=== SHORT EXERCISE ===
Copy out each line that includes the word "flashlight".
++++ RAW DATA
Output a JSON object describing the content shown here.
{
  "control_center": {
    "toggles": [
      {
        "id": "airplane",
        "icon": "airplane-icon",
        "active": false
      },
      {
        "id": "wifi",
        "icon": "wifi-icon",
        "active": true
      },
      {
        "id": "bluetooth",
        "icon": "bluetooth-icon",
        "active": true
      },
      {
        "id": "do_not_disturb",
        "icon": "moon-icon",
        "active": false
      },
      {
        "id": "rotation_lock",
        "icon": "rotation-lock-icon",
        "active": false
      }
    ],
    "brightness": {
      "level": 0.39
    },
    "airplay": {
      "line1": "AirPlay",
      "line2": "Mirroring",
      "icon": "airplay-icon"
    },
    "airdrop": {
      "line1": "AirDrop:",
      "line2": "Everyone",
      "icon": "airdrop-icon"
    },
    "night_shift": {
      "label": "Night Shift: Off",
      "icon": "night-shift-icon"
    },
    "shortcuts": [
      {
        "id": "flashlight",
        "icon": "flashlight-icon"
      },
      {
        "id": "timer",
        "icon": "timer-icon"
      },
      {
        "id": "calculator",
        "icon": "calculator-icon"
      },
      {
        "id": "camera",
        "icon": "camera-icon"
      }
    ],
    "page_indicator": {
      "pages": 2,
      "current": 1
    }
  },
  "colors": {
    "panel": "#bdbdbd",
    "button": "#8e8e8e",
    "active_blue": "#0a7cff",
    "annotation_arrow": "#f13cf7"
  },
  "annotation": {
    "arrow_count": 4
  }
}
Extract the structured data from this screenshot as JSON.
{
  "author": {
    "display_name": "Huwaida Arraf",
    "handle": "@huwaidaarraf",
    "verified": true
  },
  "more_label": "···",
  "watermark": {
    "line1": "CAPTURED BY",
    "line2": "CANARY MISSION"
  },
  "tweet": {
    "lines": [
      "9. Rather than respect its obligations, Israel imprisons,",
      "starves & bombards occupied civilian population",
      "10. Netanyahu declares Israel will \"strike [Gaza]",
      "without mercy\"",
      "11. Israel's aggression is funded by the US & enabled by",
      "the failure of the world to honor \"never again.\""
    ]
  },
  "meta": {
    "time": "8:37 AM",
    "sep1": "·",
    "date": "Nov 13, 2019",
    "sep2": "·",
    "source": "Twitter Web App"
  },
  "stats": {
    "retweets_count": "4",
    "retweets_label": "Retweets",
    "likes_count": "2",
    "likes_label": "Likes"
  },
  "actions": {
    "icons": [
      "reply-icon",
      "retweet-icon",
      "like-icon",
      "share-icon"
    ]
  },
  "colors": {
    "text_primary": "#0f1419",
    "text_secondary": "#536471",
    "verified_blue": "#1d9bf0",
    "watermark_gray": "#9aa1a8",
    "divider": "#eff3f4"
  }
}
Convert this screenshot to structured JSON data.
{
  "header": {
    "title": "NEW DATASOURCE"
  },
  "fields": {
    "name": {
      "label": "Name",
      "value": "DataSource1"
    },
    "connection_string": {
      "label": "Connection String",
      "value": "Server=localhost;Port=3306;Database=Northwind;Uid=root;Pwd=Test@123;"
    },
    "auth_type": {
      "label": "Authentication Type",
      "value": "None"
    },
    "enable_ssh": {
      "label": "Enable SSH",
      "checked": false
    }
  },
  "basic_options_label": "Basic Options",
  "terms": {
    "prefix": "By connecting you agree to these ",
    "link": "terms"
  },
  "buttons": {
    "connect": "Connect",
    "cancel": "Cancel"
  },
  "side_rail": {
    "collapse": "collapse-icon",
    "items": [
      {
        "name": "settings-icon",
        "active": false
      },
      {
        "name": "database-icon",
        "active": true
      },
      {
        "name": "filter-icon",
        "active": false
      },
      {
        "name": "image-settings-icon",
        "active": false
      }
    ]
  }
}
++++++++
=== COMPLETE OUTPUT ===
        "id": "flashlight",
        "icon": "flashlight-icon"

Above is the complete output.